(To be done) Check every line below for the word "году" and copy the ones that have it.

(Available data)
(begin)
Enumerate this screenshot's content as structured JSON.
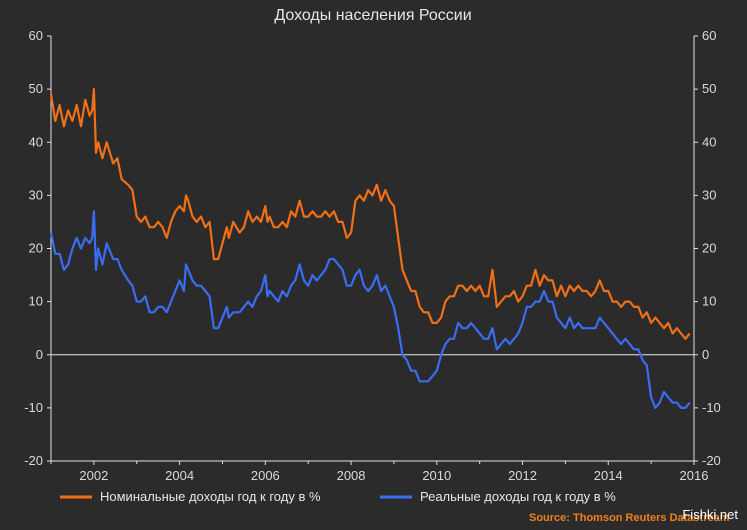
{
  "chart_data": {
    "type": "line",
    "title": "Доходы населения России",
    "ylim": [
      -20,
      60
    ],
    "xlim": [
      2001.0,
      2016.0
    ],
    "y_ticks": [
      -20,
      -10,
      0,
      10,
      20,
      30,
      40,
      50,
      60
    ],
    "x_ticks": [
      2002,
      2004,
      2006,
      2008,
      2010,
      2012,
      2014,
      2016
    ],
    "grid": false,
    "zero_line": true,
    "legend_position": "bottom",
    "colors": {
      "background": "#2b2b2b",
      "axis": "#e0e0e0",
      "text": "#d9d9d9"
    },
    "series": [
      {
        "name": "Номинальные доходы год к году в %",
        "color": "#f36f16",
        "points": [
          [
            2001.0,
            49
          ],
          [
            2001.1,
            44
          ],
          [
            2001.2,
            47
          ],
          [
            2001.3,
            43
          ],
          [
            2001.4,
            46
          ],
          [
            2001.5,
            44
          ],
          [
            2001.6,
            47
          ],
          [
            2001.7,
            43
          ],
          [
            2001.8,
            48
          ],
          [
            2001.9,
            45
          ],
          [
            2001.96,
            46
          ],
          [
            2002.0,
            50
          ],
          [
            2002.05,
            38
          ],
          [
            2002.1,
            40
          ],
          [
            2002.2,
            37
          ],
          [
            2002.3,
            40
          ],
          [
            2002.45,
            36
          ],
          [
            2002.55,
            37
          ],
          [
            2002.65,
            33
          ],
          [
            2002.8,
            32
          ],
          [
            2002.9,
            31
          ],
          [
            2003.0,
            26
          ],
          [
            2003.1,
            25
          ],
          [
            2003.2,
            26
          ],
          [
            2003.3,
            24
          ],
          [
            2003.4,
            24
          ],
          [
            2003.5,
            25
          ],
          [
            2003.6,
            24
          ],
          [
            2003.7,
            22
          ],
          [
            2003.8,
            25
          ],
          [
            2003.9,
            27
          ],
          [
            2004.0,
            28
          ],
          [
            2004.1,
            27
          ],
          [
            2004.15,
            30
          ],
          [
            2004.2,
            29
          ],
          [
            2004.3,
            26
          ],
          [
            2004.4,
            25
          ],
          [
            2004.5,
            26
          ],
          [
            2004.6,
            24
          ],
          [
            2004.7,
            25
          ],
          [
            2004.8,
            18
          ],
          [
            2004.9,
            18
          ],
          [
            2005.0,
            21
          ],
          [
            2005.1,
            24
          ],
          [
            2005.15,
            22
          ],
          [
            2005.25,
            25
          ],
          [
            2005.4,
            23
          ],
          [
            2005.5,
            24
          ],
          [
            2005.6,
            27
          ],
          [
            2005.7,
            25
          ],
          [
            2005.8,
            26
          ],
          [
            2005.9,
            25
          ],
          [
            2006.0,
            28
          ],
          [
            2006.05,
            25
          ],
          [
            2006.1,
            26
          ],
          [
            2006.2,
            24
          ],
          [
            2006.3,
            24
          ],
          [
            2006.4,
            25
          ],
          [
            2006.5,
            24
          ],
          [
            2006.6,
            27
          ],
          [
            2006.7,
            26
          ],
          [
            2006.8,
            29
          ],
          [
            2006.9,
            26
          ],
          [
            2007.0,
            26
          ],
          [
            2007.1,
            27
          ],
          [
            2007.2,
            26
          ],
          [
            2007.3,
            26
          ],
          [
            2007.4,
            27
          ],
          [
            2007.5,
            26
          ],
          [
            2007.6,
            27
          ],
          [
            2007.7,
            25
          ],
          [
            2007.8,
            25
          ],
          [
            2007.9,
            22
          ],
          [
            2008.0,
            23
          ],
          [
            2008.1,
            29
          ],
          [
            2008.2,
            30
          ],
          [
            2008.3,
            29
          ],
          [
            2008.4,
            31
          ],
          [
            2008.5,
            30
          ],
          [
            2008.6,
            32
          ],
          [
            2008.7,
            29
          ],
          [
            2008.8,
            31
          ],
          [
            2008.9,
            29
          ],
          [
            2009.0,
            28
          ],
          [
            2009.1,
            22
          ],
          [
            2009.2,
            16
          ],
          [
            2009.3,
            14
          ],
          [
            2009.4,
            12
          ],
          [
            2009.5,
            12
          ],
          [
            2009.6,
            9
          ],
          [
            2009.7,
            8
          ],
          [
            2009.8,
            8
          ],
          [
            2009.9,
            6
          ],
          [
            2010.0,
            6
          ],
          [
            2010.1,
            7
          ],
          [
            2010.2,
            10
          ],
          [
            2010.3,
            11
          ],
          [
            2010.4,
            11
          ],
          [
            2010.5,
            13
          ],
          [
            2010.6,
            13
          ],
          [
            2010.7,
            12
          ],
          [
            2010.8,
            13
          ],
          [
            2010.9,
            12
          ],
          [
            2011.0,
            13
          ],
          [
            2011.1,
            11
          ],
          [
            2011.2,
            11
          ],
          [
            2011.3,
            16
          ],
          [
            2011.4,
            9
          ],
          [
            2011.5,
            10
          ],
          [
            2011.6,
            11
          ],
          [
            2011.7,
            11
          ],
          [
            2011.8,
            12
          ],
          [
            2011.9,
            10
          ],
          [
            2012.0,
            11
          ],
          [
            2012.1,
            13
          ],
          [
            2012.2,
            13
          ],
          [
            2012.3,
            16
          ],
          [
            2012.4,
            13
          ],
          [
            2012.5,
            15
          ],
          [
            2012.6,
            14
          ],
          [
            2012.7,
            14
          ],
          [
            2012.8,
            11
          ],
          [
            2012.9,
            13
          ],
          [
            2013.0,
            11
          ],
          [
            2013.1,
            13
          ],
          [
            2013.2,
            12
          ],
          [
            2013.3,
            13
          ],
          [
            2013.4,
            12
          ],
          [
            2013.5,
            12
          ],
          [
            2013.6,
            11
          ],
          [
            2013.7,
            12
          ],
          [
            2013.8,
            14
          ],
          [
            2013.9,
            12
          ],
          [
            2014.0,
            12
          ],
          [
            2014.1,
            10
          ],
          [
            2014.2,
            10
          ],
          [
            2014.3,
            9
          ],
          [
            2014.4,
            10
          ],
          [
            2014.5,
            10
          ],
          [
            2014.6,
            9
          ],
          [
            2014.7,
            9
          ],
          [
            2014.8,
            7
          ],
          [
            2014.9,
            8
          ],
          [
            2015.0,
            6
          ],
          [
            2015.1,
            7
          ],
          [
            2015.2,
            6
          ],
          [
            2015.3,
            5
          ],
          [
            2015.4,
            6
          ],
          [
            2015.5,
            4
          ],
          [
            2015.6,
            5
          ],
          [
            2015.7,
            4
          ],
          [
            2015.8,
            3
          ],
          [
            2015.9,
            4
          ]
        ]
      },
      {
        "name": "Реальные доходы год к году в %",
        "color": "#3a6df5",
        "points": [
          [
            2001.0,
            23
          ],
          [
            2001.1,
            19
          ],
          [
            2001.2,
            19
          ],
          [
            2001.3,
            16
          ],
          [
            2001.4,
            17
          ],
          [
            2001.5,
            20
          ],
          [
            2001.6,
            22
          ],
          [
            2001.7,
            20
          ],
          [
            2001.8,
            22
          ],
          [
            2001.9,
            21
          ],
          [
            2001.96,
            22
          ],
          [
            2002.0,
            27
          ],
          [
            2002.05,
            16
          ],
          [
            2002.1,
            20
          ],
          [
            2002.2,
            17
          ],
          [
            2002.3,
            21
          ],
          [
            2002.45,
            18
          ],
          [
            2002.55,
            18
          ],
          [
            2002.65,
            16
          ],
          [
            2002.8,
            14
          ],
          [
            2002.9,
            13
          ],
          [
            2003.0,
            10
          ],
          [
            2003.1,
            10
          ],
          [
            2003.2,
            11
          ],
          [
            2003.3,
            8
          ],
          [
            2003.4,
            8
          ],
          [
            2003.5,
            9
          ],
          [
            2003.6,
            9
          ],
          [
            2003.7,
            8
          ],
          [
            2003.8,
            10
          ],
          [
            2003.9,
            12
          ],
          [
            2004.0,
            14
          ],
          [
            2004.1,
            12
          ],
          [
            2004.15,
            17
          ],
          [
            2004.2,
            16
          ],
          [
            2004.3,
            14
          ],
          [
            2004.4,
            13
          ],
          [
            2004.5,
            13
          ],
          [
            2004.6,
            12
          ],
          [
            2004.7,
            11
          ],
          [
            2004.8,
            5
          ],
          [
            2004.9,
            5
          ],
          [
            2005.0,
            7
          ],
          [
            2005.1,
            9
          ],
          [
            2005.15,
            7
          ],
          [
            2005.25,
            8
          ],
          [
            2005.4,
            8
          ],
          [
            2005.5,
            9
          ],
          [
            2005.6,
            10
          ],
          [
            2005.7,
            9
          ],
          [
            2005.8,
            11
          ],
          [
            2005.9,
            12
          ],
          [
            2006.0,
            15
          ],
          [
            2006.05,
            11
          ],
          [
            2006.1,
            12
          ],
          [
            2006.2,
            11
          ],
          [
            2006.3,
            10
          ],
          [
            2006.4,
            12
          ],
          [
            2006.5,
            11
          ],
          [
            2006.6,
            13
          ],
          [
            2006.7,
            14
          ],
          [
            2006.8,
            17
          ],
          [
            2006.9,
            14
          ],
          [
            2007.0,
            13
          ],
          [
            2007.1,
            15
          ],
          [
            2007.2,
            14
          ],
          [
            2007.3,
            15
          ],
          [
            2007.4,
            16
          ],
          [
            2007.5,
            18
          ],
          [
            2007.6,
            18
          ],
          [
            2007.7,
            17
          ],
          [
            2007.8,
            16
          ],
          [
            2007.9,
            13
          ],
          [
            2008.0,
            13
          ],
          [
            2008.1,
            15
          ],
          [
            2008.2,
            16
          ],
          [
            2008.3,
            13
          ],
          [
            2008.4,
            12
          ],
          [
            2008.5,
            13
          ],
          [
            2008.6,
            15
          ],
          [
            2008.7,
            12
          ],
          [
            2008.8,
            13
          ],
          [
            2008.9,
            11
          ],
          [
            2009.0,
            9
          ],
          [
            2009.1,
            5
          ],
          [
            2009.2,
            0
          ],
          [
            2009.3,
            -1
          ],
          [
            2009.4,
            -3
          ],
          [
            2009.5,
            -3
          ],
          [
            2009.6,
            -5
          ],
          [
            2009.7,
            -5
          ],
          [
            2009.8,
            -5
          ],
          [
            2009.9,
            -4
          ],
          [
            2010.0,
            -3
          ],
          [
            2010.1,
            0
          ],
          [
            2010.2,
            2
          ],
          [
            2010.3,
            3
          ],
          [
            2010.4,
            3
          ],
          [
            2010.5,
            6
          ],
          [
            2010.6,
            5
          ],
          [
            2010.7,
            5
          ],
          [
            2010.8,
            6
          ],
          [
            2010.9,
            5
          ],
          [
            2011.0,
            4
          ],
          [
            2011.1,
            3
          ],
          [
            2011.2,
            3
          ],
          [
            2011.3,
            5
          ],
          [
            2011.4,
            1
          ],
          [
            2011.5,
            2
          ],
          [
            2011.6,
            3
          ],
          [
            2011.7,
            2
          ],
          [
            2011.8,
            3
          ],
          [
            2011.9,
            4
          ],
          [
            2012.0,
            6
          ],
          [
            2012.1,
            9
          ],
          [
            2012.2,
            9
          ],
          [
            2012.3,
            10
          ],
          [
            2012.4,
            10
          ],
          [
            2012.5,
            12
          ],
          [
            2012.6,
            10
          ],
          [
            2012.7,
            10
          ],
          [
            2012.8,
            7
          ],
          [
            2012.9,
            6
          ],
          [
            2013.0,
            5
          ],
          [
            2013.1,
            7
          ],
          [
            2013.2,
            5
          ],
          [
            2013.3,
            6
          ],
          [
            2013.4,
            5
          ],
          [
            2013.5,
            5
          ],
          [
            2013.6,
            5
          ],
          [
            2013.7,
            5
          ],
          [
            2013.8,
            7
          ],
          [
            2013.9,
            6
          ],
          [
            2014.0,
            5
          ],
          [
            2014.1,
            4
          ],
          [
            2014.2,
            3
          ],
          [
            2014.3,
            2
          ],
          [
            2014.4,
            3
          ],
          [
            2014.5,
            2
          ],
          [
            2014.6,
            1
          ],
          [
            2014.7,
            1
          ],
          [
            2014.8,
            -1
          ],
          [
            2014.9,
            -2
          ],
          [
            2015.0,
            -8
          ],
          [
            2015.1,
            -10
          ],
          [
            2015.2,
            -9
          ],
          [
            2015.3,
            -7
          ],
          [
            2015.4,
            -8
          ],
          [
            2015.5,
            -9
          ],
          [
            2015.6,
            -9
          ],
          [
            2015.7,
            -10
          ],
          [
            2015.8,
            -10
          ],
          [
            2015.9,
            -9
          ]
        ]
      }
    ],
    "source": "Source: Thomson Reuters Datastream",
    "watermark": "Fishki.net"
  }
}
(end)
(Response for this exercise)
        "name": "Номинальные доходы год к году в %",
        "name": "Реальные доходы год к году в %",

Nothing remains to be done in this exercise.